Reply with nothing except the number of lines that contain the word "Atuadores".

* * * * * * *

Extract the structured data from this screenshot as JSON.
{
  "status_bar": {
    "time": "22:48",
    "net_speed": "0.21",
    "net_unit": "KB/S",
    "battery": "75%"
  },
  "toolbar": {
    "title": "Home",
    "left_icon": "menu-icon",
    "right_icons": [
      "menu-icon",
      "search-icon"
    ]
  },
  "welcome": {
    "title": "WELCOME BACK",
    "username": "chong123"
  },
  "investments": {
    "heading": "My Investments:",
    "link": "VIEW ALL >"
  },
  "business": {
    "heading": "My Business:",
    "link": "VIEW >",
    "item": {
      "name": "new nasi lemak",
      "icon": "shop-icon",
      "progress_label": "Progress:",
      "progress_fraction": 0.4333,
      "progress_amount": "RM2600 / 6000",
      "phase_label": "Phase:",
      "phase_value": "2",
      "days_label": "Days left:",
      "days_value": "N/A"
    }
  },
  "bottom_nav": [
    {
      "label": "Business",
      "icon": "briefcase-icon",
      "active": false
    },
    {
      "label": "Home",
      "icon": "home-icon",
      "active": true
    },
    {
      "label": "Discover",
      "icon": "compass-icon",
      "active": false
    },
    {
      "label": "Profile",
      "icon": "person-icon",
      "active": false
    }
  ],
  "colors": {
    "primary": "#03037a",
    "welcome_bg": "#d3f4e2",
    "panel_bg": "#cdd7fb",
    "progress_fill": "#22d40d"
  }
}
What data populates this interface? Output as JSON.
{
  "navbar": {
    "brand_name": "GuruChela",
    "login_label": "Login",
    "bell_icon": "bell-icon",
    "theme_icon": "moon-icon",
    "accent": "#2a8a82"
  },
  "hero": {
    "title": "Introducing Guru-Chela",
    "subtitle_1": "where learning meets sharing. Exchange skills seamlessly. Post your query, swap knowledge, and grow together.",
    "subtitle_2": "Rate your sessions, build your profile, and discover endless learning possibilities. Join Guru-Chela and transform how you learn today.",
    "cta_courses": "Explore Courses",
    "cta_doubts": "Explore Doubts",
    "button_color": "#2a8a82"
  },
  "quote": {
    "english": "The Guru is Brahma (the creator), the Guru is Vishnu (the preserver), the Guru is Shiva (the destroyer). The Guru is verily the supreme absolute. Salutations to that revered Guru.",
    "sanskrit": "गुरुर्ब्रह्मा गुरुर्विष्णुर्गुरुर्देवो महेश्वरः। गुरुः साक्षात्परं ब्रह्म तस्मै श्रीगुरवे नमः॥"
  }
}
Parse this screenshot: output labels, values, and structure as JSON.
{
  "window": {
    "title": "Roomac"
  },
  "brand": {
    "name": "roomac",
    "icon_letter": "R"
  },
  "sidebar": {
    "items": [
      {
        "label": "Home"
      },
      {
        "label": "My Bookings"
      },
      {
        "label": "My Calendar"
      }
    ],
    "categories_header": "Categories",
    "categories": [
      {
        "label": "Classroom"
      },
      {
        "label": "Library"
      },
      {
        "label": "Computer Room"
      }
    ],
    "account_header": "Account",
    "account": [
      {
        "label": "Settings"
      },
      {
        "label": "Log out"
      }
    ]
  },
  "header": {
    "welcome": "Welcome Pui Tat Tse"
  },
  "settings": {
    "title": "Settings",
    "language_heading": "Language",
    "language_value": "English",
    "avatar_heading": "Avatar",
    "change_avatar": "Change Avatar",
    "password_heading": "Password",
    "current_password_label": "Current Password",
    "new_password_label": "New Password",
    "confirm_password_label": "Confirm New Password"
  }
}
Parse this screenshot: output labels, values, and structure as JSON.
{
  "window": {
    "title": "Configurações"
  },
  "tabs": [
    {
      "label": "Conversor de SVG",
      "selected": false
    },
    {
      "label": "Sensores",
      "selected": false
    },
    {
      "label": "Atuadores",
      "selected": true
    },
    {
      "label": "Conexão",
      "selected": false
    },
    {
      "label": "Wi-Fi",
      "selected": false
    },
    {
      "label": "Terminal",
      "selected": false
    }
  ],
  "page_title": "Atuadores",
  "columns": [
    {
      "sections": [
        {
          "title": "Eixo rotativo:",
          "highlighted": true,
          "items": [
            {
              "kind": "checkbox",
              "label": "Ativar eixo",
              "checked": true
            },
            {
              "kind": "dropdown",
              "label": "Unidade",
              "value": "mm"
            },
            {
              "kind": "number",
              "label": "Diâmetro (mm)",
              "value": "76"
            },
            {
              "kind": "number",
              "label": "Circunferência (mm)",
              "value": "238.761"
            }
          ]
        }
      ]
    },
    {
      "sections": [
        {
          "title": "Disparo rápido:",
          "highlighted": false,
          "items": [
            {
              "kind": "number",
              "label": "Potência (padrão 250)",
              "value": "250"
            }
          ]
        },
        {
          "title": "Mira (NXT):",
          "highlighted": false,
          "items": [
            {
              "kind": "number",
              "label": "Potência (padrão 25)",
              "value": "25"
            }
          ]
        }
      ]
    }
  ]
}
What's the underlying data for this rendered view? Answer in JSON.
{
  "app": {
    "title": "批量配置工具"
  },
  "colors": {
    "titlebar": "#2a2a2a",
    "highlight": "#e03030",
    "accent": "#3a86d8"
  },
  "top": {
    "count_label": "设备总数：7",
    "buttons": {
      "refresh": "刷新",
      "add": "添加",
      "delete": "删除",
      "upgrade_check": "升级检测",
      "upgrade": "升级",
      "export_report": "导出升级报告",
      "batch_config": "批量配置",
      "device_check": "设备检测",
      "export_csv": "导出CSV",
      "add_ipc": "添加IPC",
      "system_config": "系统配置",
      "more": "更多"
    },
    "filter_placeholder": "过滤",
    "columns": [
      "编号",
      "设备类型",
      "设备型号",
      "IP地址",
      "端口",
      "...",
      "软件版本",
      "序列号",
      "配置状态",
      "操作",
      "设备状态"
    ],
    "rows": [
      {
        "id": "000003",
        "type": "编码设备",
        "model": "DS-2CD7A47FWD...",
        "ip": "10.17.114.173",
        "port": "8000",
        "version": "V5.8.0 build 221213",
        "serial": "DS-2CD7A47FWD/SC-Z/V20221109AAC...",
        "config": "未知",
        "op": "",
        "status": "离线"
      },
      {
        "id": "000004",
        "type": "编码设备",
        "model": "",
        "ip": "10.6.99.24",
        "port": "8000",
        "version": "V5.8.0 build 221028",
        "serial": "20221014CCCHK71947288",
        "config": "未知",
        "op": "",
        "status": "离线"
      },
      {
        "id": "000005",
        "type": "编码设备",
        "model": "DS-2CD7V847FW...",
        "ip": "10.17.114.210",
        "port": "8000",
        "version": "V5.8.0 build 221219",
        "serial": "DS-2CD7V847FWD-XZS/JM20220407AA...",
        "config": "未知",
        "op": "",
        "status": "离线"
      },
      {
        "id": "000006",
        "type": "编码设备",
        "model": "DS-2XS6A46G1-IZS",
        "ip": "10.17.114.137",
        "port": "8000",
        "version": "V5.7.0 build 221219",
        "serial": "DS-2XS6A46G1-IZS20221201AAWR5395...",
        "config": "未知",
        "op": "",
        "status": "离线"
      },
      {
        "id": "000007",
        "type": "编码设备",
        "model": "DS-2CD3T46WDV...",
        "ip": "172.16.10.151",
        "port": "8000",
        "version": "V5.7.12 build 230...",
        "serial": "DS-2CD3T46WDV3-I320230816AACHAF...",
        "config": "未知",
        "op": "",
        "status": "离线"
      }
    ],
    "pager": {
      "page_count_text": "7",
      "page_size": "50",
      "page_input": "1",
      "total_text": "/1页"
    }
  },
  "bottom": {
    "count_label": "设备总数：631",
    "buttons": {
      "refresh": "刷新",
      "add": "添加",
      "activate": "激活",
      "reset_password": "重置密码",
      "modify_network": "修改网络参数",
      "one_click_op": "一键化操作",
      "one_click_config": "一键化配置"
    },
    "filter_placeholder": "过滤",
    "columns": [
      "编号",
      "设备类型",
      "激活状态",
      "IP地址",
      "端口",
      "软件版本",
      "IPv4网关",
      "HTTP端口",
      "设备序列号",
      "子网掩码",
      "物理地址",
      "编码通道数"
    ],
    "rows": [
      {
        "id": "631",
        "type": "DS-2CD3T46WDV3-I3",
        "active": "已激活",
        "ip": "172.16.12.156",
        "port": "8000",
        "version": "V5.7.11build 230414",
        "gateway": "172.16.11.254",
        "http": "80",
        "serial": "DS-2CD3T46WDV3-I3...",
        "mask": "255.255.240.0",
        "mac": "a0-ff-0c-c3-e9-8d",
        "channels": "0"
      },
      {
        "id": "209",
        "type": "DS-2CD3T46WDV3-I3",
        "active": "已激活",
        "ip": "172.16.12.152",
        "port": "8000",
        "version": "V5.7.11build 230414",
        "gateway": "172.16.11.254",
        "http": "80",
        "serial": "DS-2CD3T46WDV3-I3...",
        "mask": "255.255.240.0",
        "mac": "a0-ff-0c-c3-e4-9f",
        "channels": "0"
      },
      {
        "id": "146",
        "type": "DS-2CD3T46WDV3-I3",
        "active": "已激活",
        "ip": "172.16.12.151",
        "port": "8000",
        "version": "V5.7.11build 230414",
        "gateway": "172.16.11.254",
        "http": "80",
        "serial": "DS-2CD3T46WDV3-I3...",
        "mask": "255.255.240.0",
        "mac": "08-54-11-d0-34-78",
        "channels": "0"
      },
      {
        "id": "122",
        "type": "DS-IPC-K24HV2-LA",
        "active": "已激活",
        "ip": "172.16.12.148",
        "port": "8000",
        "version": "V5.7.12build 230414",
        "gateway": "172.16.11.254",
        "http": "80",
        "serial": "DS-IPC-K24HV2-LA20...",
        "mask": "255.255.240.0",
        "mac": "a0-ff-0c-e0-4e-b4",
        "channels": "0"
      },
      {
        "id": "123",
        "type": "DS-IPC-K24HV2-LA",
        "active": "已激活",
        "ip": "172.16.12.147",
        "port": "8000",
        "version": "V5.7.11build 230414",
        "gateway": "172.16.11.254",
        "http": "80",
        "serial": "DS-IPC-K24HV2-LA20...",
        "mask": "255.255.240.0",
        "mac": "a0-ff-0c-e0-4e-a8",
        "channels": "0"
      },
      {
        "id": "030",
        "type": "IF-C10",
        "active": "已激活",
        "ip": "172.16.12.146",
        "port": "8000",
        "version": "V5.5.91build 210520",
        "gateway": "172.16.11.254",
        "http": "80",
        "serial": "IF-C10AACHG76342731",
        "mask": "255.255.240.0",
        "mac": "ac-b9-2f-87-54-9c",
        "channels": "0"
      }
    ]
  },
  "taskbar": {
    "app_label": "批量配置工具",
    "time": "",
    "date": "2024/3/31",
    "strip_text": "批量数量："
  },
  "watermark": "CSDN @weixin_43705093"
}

* * * * * * *

**FULL ANSWER:**
2